**Your assignment:** Where does the string "Martin" occur in the records? Copy each line that holds it.

**Records shown:**

· · ·

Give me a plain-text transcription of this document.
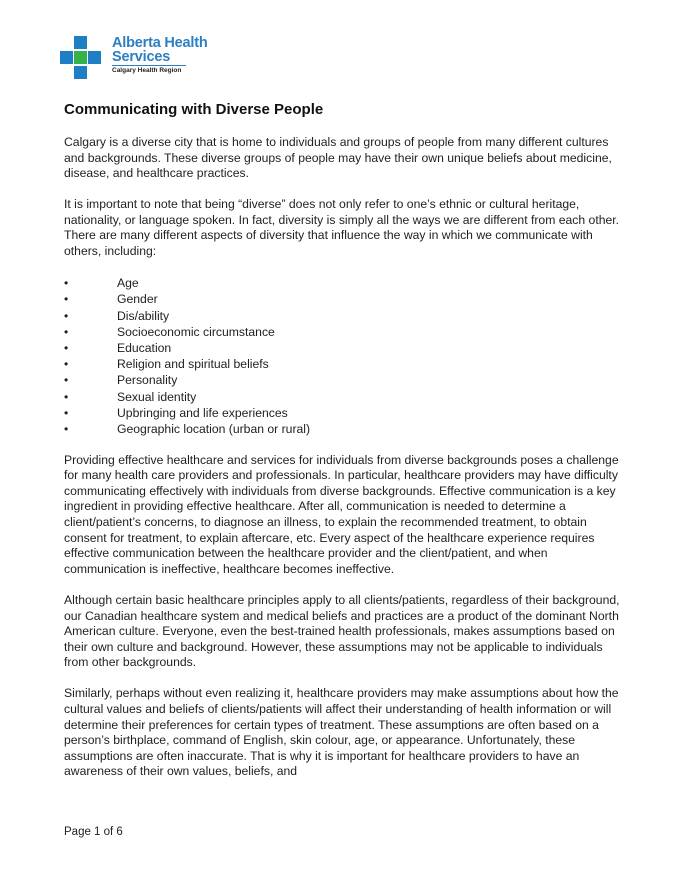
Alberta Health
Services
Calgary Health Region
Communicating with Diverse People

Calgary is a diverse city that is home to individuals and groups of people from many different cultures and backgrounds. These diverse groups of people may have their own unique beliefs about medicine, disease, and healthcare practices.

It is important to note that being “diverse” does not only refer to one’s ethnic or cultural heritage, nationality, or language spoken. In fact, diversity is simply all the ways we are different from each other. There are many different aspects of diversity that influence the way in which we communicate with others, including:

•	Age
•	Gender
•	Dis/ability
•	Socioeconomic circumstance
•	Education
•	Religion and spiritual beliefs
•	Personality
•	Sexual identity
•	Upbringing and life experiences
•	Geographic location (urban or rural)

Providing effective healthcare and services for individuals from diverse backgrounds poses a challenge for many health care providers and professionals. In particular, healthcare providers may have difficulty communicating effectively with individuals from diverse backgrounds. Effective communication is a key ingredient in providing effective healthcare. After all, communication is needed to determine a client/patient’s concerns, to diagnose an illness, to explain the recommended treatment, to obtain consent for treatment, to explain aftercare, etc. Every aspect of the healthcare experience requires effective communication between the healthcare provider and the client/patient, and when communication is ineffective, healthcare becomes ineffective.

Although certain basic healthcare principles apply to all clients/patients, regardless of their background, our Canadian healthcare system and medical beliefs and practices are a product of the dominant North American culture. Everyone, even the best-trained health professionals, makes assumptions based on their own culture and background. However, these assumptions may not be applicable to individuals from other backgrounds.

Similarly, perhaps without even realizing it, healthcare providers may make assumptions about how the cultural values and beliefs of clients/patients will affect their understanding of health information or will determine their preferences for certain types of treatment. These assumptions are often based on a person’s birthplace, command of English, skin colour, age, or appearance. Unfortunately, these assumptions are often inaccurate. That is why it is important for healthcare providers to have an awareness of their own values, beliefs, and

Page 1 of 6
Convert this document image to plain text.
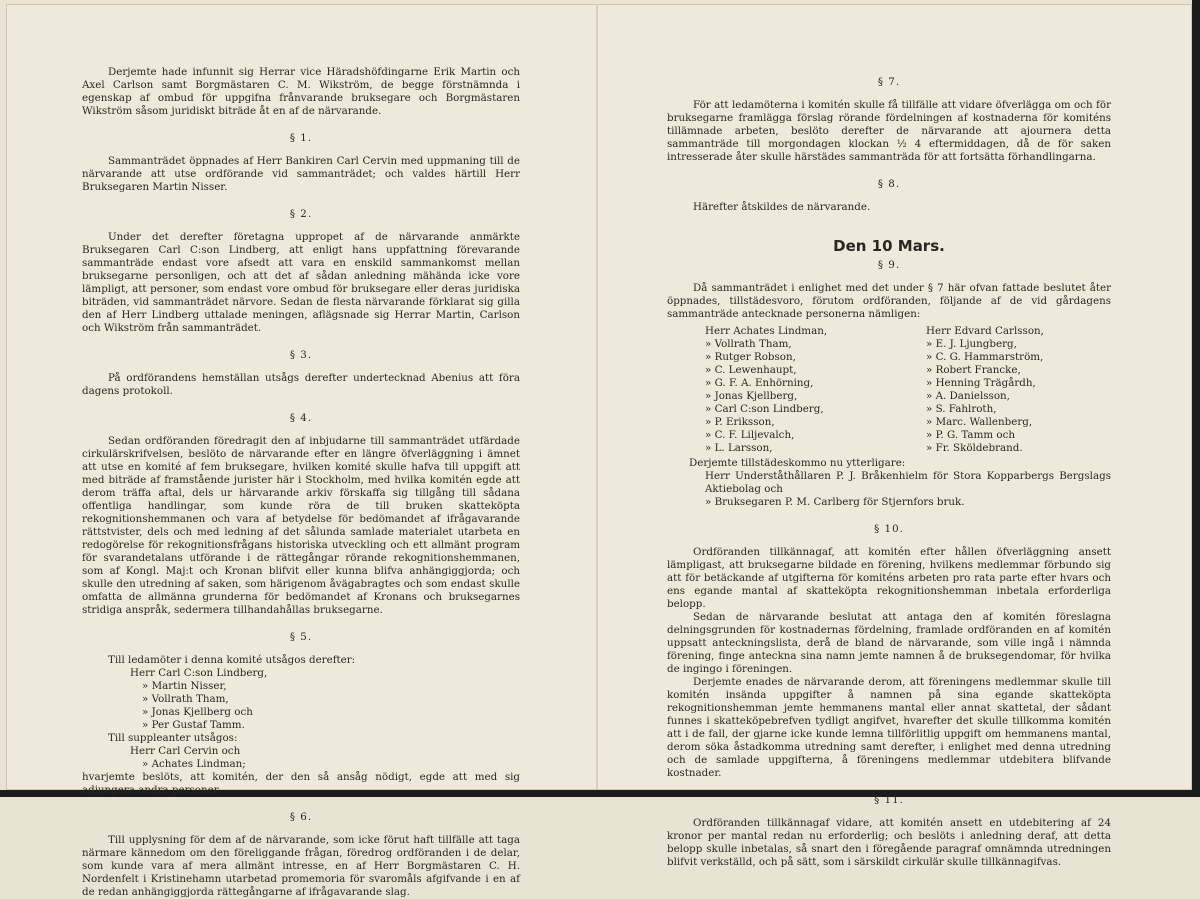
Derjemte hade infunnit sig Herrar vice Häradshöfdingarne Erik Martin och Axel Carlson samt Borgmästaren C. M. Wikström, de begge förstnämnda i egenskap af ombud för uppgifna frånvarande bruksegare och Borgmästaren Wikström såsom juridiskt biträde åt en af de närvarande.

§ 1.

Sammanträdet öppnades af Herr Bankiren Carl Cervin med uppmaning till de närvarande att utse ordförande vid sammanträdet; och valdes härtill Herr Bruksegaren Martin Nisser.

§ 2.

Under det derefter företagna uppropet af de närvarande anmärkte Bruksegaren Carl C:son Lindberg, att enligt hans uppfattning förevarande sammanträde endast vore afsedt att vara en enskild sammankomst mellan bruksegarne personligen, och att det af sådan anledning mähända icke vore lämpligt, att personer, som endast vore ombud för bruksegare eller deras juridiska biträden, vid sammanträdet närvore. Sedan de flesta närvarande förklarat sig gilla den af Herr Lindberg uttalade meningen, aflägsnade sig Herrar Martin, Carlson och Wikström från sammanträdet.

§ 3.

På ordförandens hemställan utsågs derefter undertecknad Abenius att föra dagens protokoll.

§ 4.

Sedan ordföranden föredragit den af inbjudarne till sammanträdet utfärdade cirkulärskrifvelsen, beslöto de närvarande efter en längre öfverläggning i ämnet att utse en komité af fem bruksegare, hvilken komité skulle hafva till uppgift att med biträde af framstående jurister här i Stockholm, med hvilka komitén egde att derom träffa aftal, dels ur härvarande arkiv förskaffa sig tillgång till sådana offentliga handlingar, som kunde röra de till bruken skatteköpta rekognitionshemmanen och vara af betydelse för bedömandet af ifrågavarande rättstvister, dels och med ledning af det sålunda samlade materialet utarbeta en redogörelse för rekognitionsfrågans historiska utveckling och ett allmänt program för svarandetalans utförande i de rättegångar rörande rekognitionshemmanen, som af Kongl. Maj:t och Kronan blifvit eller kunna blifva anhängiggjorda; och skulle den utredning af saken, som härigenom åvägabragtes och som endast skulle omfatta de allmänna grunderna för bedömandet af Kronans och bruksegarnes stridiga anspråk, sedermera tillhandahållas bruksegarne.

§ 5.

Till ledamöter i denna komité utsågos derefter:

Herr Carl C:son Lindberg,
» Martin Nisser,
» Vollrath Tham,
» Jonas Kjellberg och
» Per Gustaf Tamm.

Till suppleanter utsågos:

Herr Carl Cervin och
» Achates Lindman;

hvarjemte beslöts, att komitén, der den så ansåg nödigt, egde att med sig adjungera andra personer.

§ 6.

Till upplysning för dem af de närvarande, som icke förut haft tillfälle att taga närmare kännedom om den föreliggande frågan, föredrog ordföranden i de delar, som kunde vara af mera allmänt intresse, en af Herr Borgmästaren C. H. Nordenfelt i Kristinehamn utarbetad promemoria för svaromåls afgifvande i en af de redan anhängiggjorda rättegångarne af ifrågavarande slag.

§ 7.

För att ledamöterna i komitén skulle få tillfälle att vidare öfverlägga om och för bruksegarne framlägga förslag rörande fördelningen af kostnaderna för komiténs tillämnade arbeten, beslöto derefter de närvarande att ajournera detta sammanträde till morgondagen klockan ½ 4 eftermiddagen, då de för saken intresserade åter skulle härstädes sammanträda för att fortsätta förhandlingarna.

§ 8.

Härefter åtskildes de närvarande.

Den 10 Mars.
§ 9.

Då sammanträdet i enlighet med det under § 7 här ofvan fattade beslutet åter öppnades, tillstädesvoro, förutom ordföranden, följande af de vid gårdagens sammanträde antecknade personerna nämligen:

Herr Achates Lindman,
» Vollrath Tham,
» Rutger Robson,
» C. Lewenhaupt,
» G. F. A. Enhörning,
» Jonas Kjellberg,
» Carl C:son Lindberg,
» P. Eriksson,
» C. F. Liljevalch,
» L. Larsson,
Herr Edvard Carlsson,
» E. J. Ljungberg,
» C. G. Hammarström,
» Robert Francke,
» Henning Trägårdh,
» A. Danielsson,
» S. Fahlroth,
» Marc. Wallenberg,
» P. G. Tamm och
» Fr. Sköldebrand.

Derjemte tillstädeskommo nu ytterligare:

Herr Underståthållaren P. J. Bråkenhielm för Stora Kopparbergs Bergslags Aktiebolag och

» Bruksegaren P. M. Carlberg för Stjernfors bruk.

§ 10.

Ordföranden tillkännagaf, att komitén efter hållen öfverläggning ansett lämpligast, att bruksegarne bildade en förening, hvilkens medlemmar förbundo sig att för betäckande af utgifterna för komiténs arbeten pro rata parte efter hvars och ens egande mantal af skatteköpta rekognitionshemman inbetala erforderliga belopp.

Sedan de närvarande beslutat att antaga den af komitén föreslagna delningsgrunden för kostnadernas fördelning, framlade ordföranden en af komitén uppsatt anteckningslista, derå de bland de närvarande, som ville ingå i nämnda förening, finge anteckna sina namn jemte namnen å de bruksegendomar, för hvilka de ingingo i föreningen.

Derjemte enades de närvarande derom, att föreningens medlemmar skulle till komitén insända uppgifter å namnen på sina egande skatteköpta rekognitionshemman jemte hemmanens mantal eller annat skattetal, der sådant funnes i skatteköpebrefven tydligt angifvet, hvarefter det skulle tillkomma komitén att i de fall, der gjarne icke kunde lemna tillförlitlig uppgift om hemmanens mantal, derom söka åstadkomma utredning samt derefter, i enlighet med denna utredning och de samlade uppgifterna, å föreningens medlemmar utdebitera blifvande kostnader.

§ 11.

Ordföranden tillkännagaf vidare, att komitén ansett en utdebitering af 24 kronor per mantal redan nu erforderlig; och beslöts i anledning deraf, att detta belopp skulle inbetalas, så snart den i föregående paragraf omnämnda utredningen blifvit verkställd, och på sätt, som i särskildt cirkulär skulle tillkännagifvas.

· · ·

**Reply:**
Derjemte hade infunnit sig Herrar vice Häradshöfdingarne Erik Martin och Axel Carlson samt Borgmästaren C. M. Wikström, de begge förstnämnda i egenskap af ombud för uppgifna frånvarande bruksegare och Borgmästaren Wikström såsom juridiskt biträde åt en af de närvarande.
Sammanträdet öppnades af Herr Bankiren Carl Cervin med uppmaning till de närvarande att utse ordförande vid sammanträdet; och valdes härtill Herr Bruksegaren Martin Nisser.
Under det derefter företagna uppropet af de närvarande anmärkte Bruksegaren Carl C:son Lindberg, att enligt hans uppfattning förevarande sammanträde endast vore afsedt att vara en enskild sammankomst mellan bruksegarne personligen, och att det af sådan anledning mähända icke vore lämpligt, att personer, som endast vore ombud för bruksegare eller deras juridiska biträden, vid sammanträdet närvore. Sedan de flesta närvarande förklarat sig gilla den af Herr Lindberg uttalade meningen, aflägsnade sig Herrar Martin, Carlson och Wikström från sammanträdet.
» Martin Nisser,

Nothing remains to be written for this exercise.